— PROBLEM DESCRIPTION —
Give all of the lines again exactly as they read.
::::
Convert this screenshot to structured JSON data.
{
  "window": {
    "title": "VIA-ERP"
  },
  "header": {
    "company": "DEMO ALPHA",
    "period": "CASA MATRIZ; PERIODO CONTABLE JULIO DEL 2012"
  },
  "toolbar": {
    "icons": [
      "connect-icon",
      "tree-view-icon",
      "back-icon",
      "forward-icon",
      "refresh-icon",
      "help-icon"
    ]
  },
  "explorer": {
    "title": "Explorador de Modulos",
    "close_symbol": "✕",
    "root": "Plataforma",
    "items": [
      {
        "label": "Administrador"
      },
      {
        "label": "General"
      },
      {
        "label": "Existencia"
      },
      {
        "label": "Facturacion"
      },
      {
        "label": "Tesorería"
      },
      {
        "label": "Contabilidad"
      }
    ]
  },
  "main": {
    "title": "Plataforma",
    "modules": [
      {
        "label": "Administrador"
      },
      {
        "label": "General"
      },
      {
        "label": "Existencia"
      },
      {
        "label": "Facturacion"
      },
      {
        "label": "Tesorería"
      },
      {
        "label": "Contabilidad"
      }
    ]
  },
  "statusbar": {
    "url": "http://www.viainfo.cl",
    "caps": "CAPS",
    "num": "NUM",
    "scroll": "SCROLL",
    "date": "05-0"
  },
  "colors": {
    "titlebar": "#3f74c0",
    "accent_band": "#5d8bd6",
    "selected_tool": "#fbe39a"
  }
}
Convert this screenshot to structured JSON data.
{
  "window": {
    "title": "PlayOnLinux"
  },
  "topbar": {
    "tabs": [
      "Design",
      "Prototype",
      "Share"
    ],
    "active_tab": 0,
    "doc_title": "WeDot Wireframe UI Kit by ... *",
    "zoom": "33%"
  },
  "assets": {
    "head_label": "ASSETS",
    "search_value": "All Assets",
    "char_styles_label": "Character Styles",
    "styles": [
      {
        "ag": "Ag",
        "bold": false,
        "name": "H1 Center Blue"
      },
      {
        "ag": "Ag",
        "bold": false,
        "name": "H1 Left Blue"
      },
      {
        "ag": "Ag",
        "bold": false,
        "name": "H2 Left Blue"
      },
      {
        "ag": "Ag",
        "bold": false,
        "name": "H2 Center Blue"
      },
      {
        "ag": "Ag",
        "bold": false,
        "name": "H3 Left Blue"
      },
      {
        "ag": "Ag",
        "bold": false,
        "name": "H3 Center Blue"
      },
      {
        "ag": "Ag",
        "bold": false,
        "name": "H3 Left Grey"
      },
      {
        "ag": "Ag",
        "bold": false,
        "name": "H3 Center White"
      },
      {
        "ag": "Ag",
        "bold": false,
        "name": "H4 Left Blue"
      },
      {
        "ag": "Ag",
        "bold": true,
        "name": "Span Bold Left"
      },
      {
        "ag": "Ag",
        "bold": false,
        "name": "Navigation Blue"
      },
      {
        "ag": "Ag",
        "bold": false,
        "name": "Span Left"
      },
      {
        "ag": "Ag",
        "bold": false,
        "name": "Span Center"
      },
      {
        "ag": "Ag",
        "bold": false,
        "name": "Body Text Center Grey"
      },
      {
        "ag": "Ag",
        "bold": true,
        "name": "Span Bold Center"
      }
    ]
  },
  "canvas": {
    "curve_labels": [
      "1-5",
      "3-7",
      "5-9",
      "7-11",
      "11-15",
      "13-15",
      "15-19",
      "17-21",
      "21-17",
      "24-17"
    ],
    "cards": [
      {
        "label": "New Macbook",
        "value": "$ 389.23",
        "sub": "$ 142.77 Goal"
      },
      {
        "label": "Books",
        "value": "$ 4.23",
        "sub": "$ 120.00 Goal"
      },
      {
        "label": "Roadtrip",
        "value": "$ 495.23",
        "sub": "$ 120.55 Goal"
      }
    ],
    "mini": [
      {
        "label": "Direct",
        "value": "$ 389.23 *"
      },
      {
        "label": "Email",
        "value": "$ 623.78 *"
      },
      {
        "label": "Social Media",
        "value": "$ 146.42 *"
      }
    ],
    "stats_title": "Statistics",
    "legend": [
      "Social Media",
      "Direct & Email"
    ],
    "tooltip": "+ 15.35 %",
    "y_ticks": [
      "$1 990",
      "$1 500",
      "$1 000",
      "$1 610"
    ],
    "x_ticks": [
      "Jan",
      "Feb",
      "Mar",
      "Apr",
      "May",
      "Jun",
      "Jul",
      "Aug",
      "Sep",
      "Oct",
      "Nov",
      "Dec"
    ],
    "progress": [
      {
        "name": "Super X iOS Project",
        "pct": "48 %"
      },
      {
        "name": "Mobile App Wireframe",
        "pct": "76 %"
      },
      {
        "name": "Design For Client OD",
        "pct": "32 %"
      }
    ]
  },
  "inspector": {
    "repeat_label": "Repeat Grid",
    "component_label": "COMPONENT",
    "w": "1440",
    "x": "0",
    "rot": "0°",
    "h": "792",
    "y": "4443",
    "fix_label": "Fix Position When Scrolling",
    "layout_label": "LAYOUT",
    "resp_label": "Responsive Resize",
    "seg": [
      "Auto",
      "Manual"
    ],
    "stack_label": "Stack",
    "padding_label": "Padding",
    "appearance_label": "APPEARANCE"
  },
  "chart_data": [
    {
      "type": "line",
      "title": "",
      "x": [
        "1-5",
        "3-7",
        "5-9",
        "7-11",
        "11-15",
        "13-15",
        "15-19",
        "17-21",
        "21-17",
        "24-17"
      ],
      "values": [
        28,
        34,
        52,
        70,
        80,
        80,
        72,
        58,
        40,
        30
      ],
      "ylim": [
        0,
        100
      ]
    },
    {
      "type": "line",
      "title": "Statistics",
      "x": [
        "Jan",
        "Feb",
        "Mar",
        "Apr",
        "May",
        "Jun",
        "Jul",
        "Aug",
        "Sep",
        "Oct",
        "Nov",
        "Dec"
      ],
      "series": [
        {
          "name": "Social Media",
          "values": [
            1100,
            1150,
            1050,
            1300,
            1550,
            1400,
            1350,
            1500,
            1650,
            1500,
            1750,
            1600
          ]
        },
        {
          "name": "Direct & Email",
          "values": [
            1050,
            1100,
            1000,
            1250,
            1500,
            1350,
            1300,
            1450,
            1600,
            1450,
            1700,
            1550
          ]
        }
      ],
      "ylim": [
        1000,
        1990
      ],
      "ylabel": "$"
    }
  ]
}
::::
— COMPLETED EXERCISE —
Convert this screenshot to structured JSON data.
{
  "window": {
    "title": "VIA-ERP"
  },
  "header": {
    "company": "DEMO ALPHA",
    "period": "CASA MATRIZ; PERIODO CONTABLE JULIO DEL 2012"
  },
  "toolbar": {
    "icons": [
      "connect-icon",
      "tree-view-icon",
      "back-icon",
      "forward-icon",
      "refresh-icon",
      "help-icon"
    ]
  },
  "explorer": {
    "title": "Explorador de Modulos",
    "close_symbol": "✕",
    "root": "Plataforma",
    "items": [
      {
        "label": "Administrador"
      },
      {
        "label": "General"
      },
      {
        "label": "Existencia"
      },
      {
        "label": "Facturacion"
      },
      {
        "label": "Tesorería"
      },
      {
        "label": "Contabilidad"
      }
    ]
  },
  "main": {
    "title": "Plataforma",
    "modules": [
      {
        "label": "Administrador"
      },
      {
        "label": "General"
      },
      {
        "label": "Existencia"
      },
      {
        "label": "Facturacion"
      },
      {
        "label": "Tesorería"
      },
      {
        "label": "Contabilidad"
      }
    ]
  },
  "statusbar": {
    "url": "http://www.viainfo.cl",
    "caps": "CAPS",
    "num": "NUM",
    "scroll": "SCROLL",
    "date": "05-0"
  },
  "colors": {
    "titlebar": "#3f74c0",
    "accent_band": "#5d8bd6",
    "selected_tool": "#fbe39a"
  }
}
Convert this screenshot to structured JSON data.
{
  "window": {
    "title": "PlayOnLinux"
  },
  "topbar": {
    "tabs": [
      "Design",
      "Prototype",
      "Share"
    ],
    "active_tab": 0,
    "doc_title": "WeDot Wireframe UI Kit by ... *",
    "zoom": "33%"
  },
  "assets": {
    "head_label": "ASSETS",
    "search_value": "All Assets",
    "char_styles_label": "Character Styles",
    "styles": [
      {
        "ag": "Ag",
        "bold": false,
        "name": "H1 Center Blue"
      },
      {
        "ag": "Ag",
        "bold": false,
        "name": "H1 Left Blue"
      },
      {
        "ag": "Ag",
        "bold": false,
        "name": "H2 Left Blue"
      },
      {
        "ag": "Ag",
        "bold": false,
        "name": "H2 Center Blue"
      },
      {
        "ag": "Ag",
        "bold": false,
        "name": "H3 Left Blue"
      },
      {
        "ag": "Ag",
        "bold": false,
        "name": "H3 Center Blue"
      },
      {
        "ag": "Ag",
        "bold": false,
        "name": "H3 Left Grey"
      },
      {
        "ag": "Ag",
        "bold": false,
        "name": "H3 Center White"
      },
      {
        "ag": "Ag",
        "bold": false,
        "name": "H4 Left Blue"
      },
      {
        "ag": "Ag",
        "bold": true,
        "name": "Span Bold Left"
      },
      {
        "ag": "Ag",
        "bold": false,
        "name": "Navigation Blue"
      },
      {
        "ag": "Ag",
        "bold": false,
        "name": "Span Left"
      },
      {
        "ag": "Ag",
        "bold": false,
        "name": "Span Center"
      },
      {
        "ag": "Ag",
        "bold": false,
        "name": "Body Text Center Grey"
      },
      {
        "ag": "Ag",
        "bold": true,
        "name": "Span Bold Center"
      }
    ]
  },
  "canvas": {
    "curve_labels": [
      "1-5",
      "3-7",
      "5-9",
      "7-11",
      "11-15",
      "13-15",
      "15-19",
      "17-21",
      "21-17",
      "24-17"
    ],
    "cards": [
      {
        "label": "New Macbook",
        "value": "$ 389.23",
        "sub": "$ 142.77 Goal"
      },
      {
        "label": "Books",
        "value": "$ 4.23",
        "sub": "$ 120.00 Goal"
      },
      {
        "label": "Roadtrip",
        "value": "$ 495.23",
        "sub": "$ 120.55 Goal"
      }
    ],
    "mini": [
      {
        "label": "Direct",
        "value": "$ 389.23 *"
      },
      {
        "label": "Email",
        "value": "$ 623.78 *"
      },
      {
        "label": "Social Media",
        "value": "$ 146.42 *"
      }
    ],
    "stats_title": "Statistics",
    "legend": [
      "Social Media",
      "Direct & Email"
    ],
    "tooltip": "+ 15.35 %",
    "y_ticks": [
      "$1 990",
      "$1 500",
      "$1 000",
      "$1 610"
    ],
    "x_ticks": [
      "Jan",
      "Feb",
      "Mar",
      "Apr",
      "May",
      "Jun",
      "Jul",
      "Aug",
      "Sep",
      "Oct",
      "Nov",
      "Dec"
    ],
    "progress": [
      {
        "name": "Super X iOS Project",
        "pct": "48 %"
      },
      {
        "name": "Mobile App Wireframe",
        "pct": "76 %"
      },
      {
        "name": "Design For Client OD",
        "pct": "32 %"
      }
    ]
  },
  "inspector": {
    "repeat_label": "Repeat Grid",
    "component_label": "COMPONENT",
    "w": "1440",
    "x": "0",
    "rot": "0°",
    "h": "792",
    "y": "4443",
    "fix_label": "Fix Position When Scrolling",
    "layout_label": "LAYOUT",
    "resp_label": "Responsive Resize",
    "seg": [
      "Auto",
      "Manual"
    ],
    "stack_label": "Stack",
    "padding_label": "Padding",
    "appearance_label": "APPEARANCE"
  },
  "chart_data": [
    {
      "type": "line",
      "title": "",
      "x": [
        "1-5",
        "3-7",
        "5-9",
        "7-11",
        "11-15",
        "13-15",
        "15-19",
        "17-21",
        "21-17",
        "24-17"
      ],
      "values": [
        28,
        34,
        52,
        70,
        80,
        80,
        72,
        58,
        40,
        30
      ],
      "ylim": [
        0,
        100
      ]
    },
    {
      "type": "line",
      "title": "Statistics",
      "x": [
        "Jan",
        "Feb",
        "Mar",
        "Apr",
        "May",
        "Jun",
        "Jul",
        "Aug",
        "Sep",
        "Oct",
        "Nov",
        "Dec"
      ],
      "series": [
        {
          "name": "Social Media",
          "values": [
            1100,
            1150,
            1050,
            1300,
            1550,
            1400,
            1350,
            1500,
            1650,
            1500,
            1750,
            1600
          ]
        },
        {
          "name": "Direct & Email",
          "values": [
            1050,
            1100,
            1000,
            1250,
            1500,
            1350,
            1300,
            1450,
            1600,
            1450,
            1700,
            1550
          ]
        }
      ],
      "ylim": [
        1000,
        1990
      ],
      "ylabel": "$"
    }
  ]
}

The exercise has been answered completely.